__REQUIREMENT__.
Copy every entry below word for word, leaving out the pictures.

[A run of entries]
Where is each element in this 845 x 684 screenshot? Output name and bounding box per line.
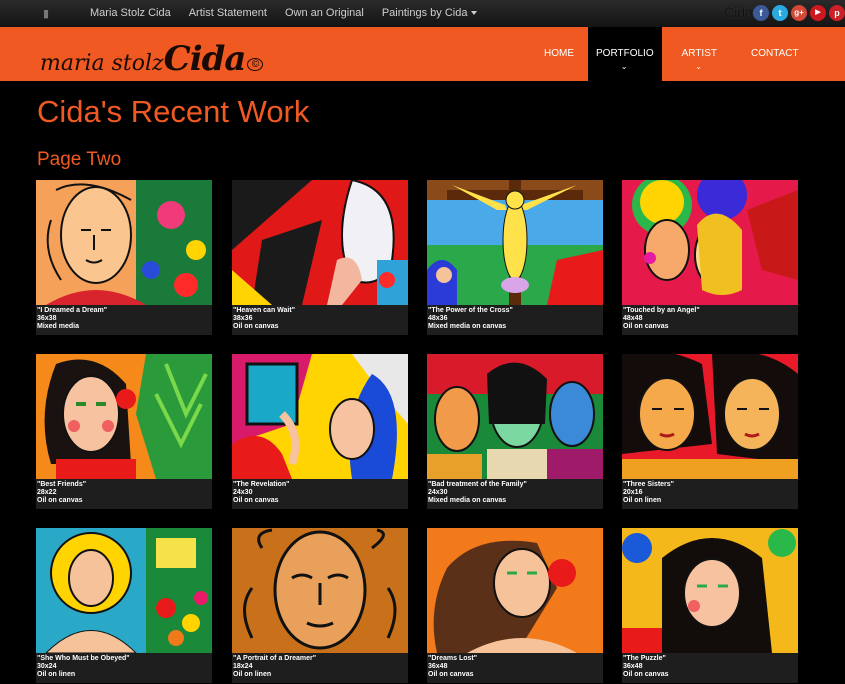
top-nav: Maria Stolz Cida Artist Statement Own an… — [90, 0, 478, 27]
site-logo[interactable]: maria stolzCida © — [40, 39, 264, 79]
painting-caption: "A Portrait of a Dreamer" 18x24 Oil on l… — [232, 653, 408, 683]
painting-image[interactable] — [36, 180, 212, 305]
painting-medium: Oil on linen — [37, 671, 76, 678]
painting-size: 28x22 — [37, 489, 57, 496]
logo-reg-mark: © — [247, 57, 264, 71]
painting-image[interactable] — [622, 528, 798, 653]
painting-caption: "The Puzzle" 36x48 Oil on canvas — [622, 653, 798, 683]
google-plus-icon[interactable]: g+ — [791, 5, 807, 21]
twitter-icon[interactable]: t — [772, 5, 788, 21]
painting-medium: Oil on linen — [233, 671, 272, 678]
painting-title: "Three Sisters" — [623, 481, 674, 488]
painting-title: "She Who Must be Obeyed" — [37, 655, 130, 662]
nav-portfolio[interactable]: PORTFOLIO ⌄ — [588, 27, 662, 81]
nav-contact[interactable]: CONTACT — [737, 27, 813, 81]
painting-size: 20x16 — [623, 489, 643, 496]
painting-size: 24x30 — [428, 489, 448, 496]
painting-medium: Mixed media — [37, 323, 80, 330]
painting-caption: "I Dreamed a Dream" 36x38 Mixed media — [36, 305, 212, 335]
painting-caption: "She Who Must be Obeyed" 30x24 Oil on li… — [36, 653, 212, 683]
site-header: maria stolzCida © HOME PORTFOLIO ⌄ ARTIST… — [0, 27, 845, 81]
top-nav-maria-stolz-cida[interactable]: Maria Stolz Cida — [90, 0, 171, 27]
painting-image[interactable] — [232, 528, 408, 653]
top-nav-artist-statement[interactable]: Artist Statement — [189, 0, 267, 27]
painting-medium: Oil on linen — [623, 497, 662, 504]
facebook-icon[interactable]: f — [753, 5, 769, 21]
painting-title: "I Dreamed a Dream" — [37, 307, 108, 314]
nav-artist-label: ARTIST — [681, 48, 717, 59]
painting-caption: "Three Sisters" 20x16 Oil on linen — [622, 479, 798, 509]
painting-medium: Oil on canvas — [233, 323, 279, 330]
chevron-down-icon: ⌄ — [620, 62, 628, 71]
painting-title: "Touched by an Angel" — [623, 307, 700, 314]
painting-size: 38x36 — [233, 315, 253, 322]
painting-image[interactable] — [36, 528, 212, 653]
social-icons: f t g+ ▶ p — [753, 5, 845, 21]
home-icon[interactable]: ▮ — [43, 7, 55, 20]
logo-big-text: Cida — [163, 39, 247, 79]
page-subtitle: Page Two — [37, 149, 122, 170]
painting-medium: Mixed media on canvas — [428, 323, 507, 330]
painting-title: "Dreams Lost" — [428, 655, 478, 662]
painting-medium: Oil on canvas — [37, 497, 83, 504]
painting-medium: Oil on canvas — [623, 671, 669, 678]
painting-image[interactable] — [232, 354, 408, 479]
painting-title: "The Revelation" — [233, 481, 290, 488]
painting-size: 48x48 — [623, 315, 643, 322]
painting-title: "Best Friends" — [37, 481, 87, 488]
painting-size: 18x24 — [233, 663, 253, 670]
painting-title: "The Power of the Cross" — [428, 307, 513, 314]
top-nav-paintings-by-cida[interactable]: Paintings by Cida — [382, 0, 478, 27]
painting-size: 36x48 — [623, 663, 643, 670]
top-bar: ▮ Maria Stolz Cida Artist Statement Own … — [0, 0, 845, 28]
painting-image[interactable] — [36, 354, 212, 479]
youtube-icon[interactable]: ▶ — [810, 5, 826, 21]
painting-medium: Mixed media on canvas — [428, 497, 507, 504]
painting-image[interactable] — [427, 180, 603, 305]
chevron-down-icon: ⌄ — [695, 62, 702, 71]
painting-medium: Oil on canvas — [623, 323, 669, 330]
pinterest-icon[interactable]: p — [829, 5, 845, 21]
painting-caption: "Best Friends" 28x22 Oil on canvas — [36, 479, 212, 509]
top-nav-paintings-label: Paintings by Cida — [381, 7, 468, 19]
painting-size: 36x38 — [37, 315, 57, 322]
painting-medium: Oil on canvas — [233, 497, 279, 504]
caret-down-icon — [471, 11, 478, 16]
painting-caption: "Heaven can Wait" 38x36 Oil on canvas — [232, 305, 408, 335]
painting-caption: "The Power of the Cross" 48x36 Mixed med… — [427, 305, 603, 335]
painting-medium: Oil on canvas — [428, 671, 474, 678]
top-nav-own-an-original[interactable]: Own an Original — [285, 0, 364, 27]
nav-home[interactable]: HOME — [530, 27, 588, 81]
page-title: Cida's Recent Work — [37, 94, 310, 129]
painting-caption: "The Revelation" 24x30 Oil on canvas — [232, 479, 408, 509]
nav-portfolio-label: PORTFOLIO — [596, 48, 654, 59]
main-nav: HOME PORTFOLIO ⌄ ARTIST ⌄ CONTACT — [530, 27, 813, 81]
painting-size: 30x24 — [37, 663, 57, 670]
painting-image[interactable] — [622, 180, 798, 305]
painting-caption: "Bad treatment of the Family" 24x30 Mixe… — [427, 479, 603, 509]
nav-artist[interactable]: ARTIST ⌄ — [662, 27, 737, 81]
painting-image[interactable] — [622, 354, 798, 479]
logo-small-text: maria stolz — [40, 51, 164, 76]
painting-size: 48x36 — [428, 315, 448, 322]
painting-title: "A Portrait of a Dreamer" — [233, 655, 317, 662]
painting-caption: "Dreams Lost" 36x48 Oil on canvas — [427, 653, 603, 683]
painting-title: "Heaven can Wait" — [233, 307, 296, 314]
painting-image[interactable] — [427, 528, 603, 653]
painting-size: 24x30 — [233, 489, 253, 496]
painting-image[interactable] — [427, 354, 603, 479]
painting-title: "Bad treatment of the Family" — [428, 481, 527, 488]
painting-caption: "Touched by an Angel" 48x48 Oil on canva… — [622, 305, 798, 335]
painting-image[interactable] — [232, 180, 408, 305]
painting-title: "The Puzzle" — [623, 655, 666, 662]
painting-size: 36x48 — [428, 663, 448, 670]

__RESULT OF THE TASK__.
Where is each element in this 845 x 684 screenshot? Output name and bounding box per line.
top-nav: Maria Stolz Cida Artist Statement Own an… — [90, 0, 478, 27]
site-logo[interactable]: maria stolzCida © — [40, 39, 264, 79]
painting-caption: "A Portrait of a Dreamer" 18x24 Oil on l… — [232, 653, 408, 683]
painting-image[interactable] — [36, 180, 212, 305]
painting-medium: Oil on linen — [37, 671, 76, 678]
painting-size: 28x22 — [37, 489, 57, 496]
logo-reg-mark: © — [247, 57, 264, 71]
painting-image[interactable] — [622, 528, 798, 653]
painting-caption: "The Puzzle" 36x48 Oil on canvas — [622, 653, 798, 683]
google-plus-icon[interactable]: g+ — [791, 5, 807, 21]
twitter-icon[interactable]: t — [772, 5, 788, 21]
painting-medium: Oil on linen — [233, 671, 272, 678]
painting-title: "Three Sisters" — [623, 481, 674, 488]
painting-title: "She Who Must be Obeyed" — [37, 655, 130, 662]
nav-portfolio[interactable]: PORTFOLIO ⌄ — [588, 27, 662, 81]
nav-contact[interactable]: CONTACT — [737, 27, 813, 81]
painting-size: 20x16 — [623, 489, 643, 496]
painting-size: 24x30 — [428, 489, 448, 496]
painting-medium: Mixed media — [37, 323, 80, 330]
painting-caption: "I Dreamed a Dream" 36x38 Mixed media — [36, 305, 212, 335]
painting-caption: "She Who Must be Obeyed" 30x24 Oil on li… — [36, 653, 212, 683]
site-header: maria stolzCida © HOME PORTFOLIO ⌄ ARTIST… — [0, 27, 845, 81]
top-nav-maria-stolz-cida[interactable]: Maria Stolz Cida — [90, 0, 171, 27]
painting-image[interactable] — [232, 528, 408, 653]
top-nav-artist-statement[interactable]: Artist Statement — [189, 0, 267, 27]
painting-medium: Oil on linen — [623, 497, 662, 504]
facebook-icon[interactable]: f — [753, 5, 769, 21]
painting-title: "I Dreamed a Dream" — [37, 307, 108, 314]
nav-artist-label: ARTIST — [681, 48, 717, 59]
painting-caption: "Three Sisters" 20x16 Oil on linen — [622, 479, 798, 509]
painting-medium: Oil on canvas — [233, 323, 279, 330]
chevron-down-icon: ⌄ — [620, 62, 628, 71]
painting-title: "Touched by an Angel" — [623, 307, 700, 314]
painting-size: 38x36 — [233, 315, 253, 322]
painting-image[interactable] — [36, 528, 212, 653]
social-icons: f t g+ ▶ p — [753, 5, 845, 21]
home-icon[interactable]: ▮ — [43, 7, 55, 20]
logo-big-text: Cida — [163, 39, 247, 79]
page-subtitle: Page Two — [37, 149, 122, 170]
painting-medium: Mixed media on canvas — [428, 323, 507, 330]
painting-title: "Dreams Lost" — [428, 655, 478, 662]
painting-medium: Oil on canvas — [37, 497, 83, 504]
painting-medium: Oil on canvas — [623, 671, 669, 678]
painting-image[interactable] — [232, 354, 408, 479]
painting-title: "The Revelation" — [233, 481, 290, 488]
painting-size: 48x48 — [623, 315, 643, 322]
painting-title: "Best Friends" — [37, 481, 87, 488]
painting-size: 18x24 — [233, 663, 253, 670]
painting-title: "The Power of the Cross" — [428, 307, 513, 314]
top-nav-paintings-by-cida[interactable]: Paintings by Cida — [382, 0, 478, 27]
painting-size: 36x48 — [623, 663, 643, 670]
top-bar: ▮ Maria Stolz Cida Artist Statement Own … — [0, 0, 845, 28]
painting-image[interactable] — [36, 354, 212, 479]
youtube-icon[interactable]: ▶ — [810, 5, 826, 21]
painting-medium: Mixed media on canvas — [428, 497, 507, 504]
painting-image[interactable] — [427, 180, 603, 305]
chevron-down-icon: ⌄ — [695, 62, 702, 71]
painting-medium: Oil on canvas — [623, 323, 669, 330]
pinterest-icon[interactable]: p — [829, 5, 845, 21]
painting-caption: "Best Friends" 28x22 Oil on canvas — [36, 479, 212, 509]
top-nav-paintings-label: Paintings by Cida — [381, 7, 468, 19]
painting-size: 36x38 — [37, 315, 57, 322]
painting-medium: Oil on canvas — [233, 497, 279, 504]
caret-down-icon — [471, 11, 478, 16]
painting-caption: "Heaven can Wait" 38x36 Oil on canvas — [232, 305, 408, 335]
painting-caption: "The Power of the Cross" 48x36 Mixed med… — [427, 305, 603, 335]
painting-medium: Oil on canvas — [428, 671, 474, 678]
top-nav-own-an-original[interactable]: Own an Original — [285, 0, 364, 27]
nav-home[interactable]: HOME — [530, 27, 588, 81]
page-title: Cida's Recent Work — [37, 94, 310, 129]
painting-caption: "The Revelation" 24x30 Oil on canvas — [232, 479, 408, 509]
nav-portfolio-label: PORTFOLIO — [596, 48, 654, 59]
main-nav: HOME PORTFOLIO ⌄ ARTIST ⌄ CONTACT — [530, 27, 813, 81]
painting-size: 30x24 — [37, 663, 57, 670]
painting-image[interactable] — [622, 180, 798, 305]
painting-caption: "Bad treatment of the Family" 24x30 Mixe… — [427, 479, 603, 509]
nav-artist[interactable]: ARTIST ⌄ — [662, 27, 737, 81]
painting-image[interactable] — [622, 354, 798, 479]
logo-small-text: maria stolz — [40, 51, 164, 76]
painting-size: 48x36 — [428, 315, 448, 322]
painting-title: "A Portrait of a Dreamer" — [233, 655, 317, 662]
painting-caption: "Dreams Lost" 36x48 Oil on canvas — [427, 653, 603, 683]
painting-title: "Heaven can Wait" — [233, 307, 296, 314]
painting-image[interactable] — [427, 528, 603, 653]
painting-size: 24x30 — [233, 489, 253, 496]
painting-image[interactable] — [427, 354, 603, 479]
painting-title: "Bad treatment of the Family" — [428, 481, 527, 488]
painting-caption: "Touched by an Angel" 48x48 Oil on canva… — [622, 305, 798, 335]
painting-image[interactable] — [232, 180, 408, 305]
painting-title: "The Puzzle" — [623, 655, 666, 662]
painting-size: 36x48 — [428, 663, 448, 670]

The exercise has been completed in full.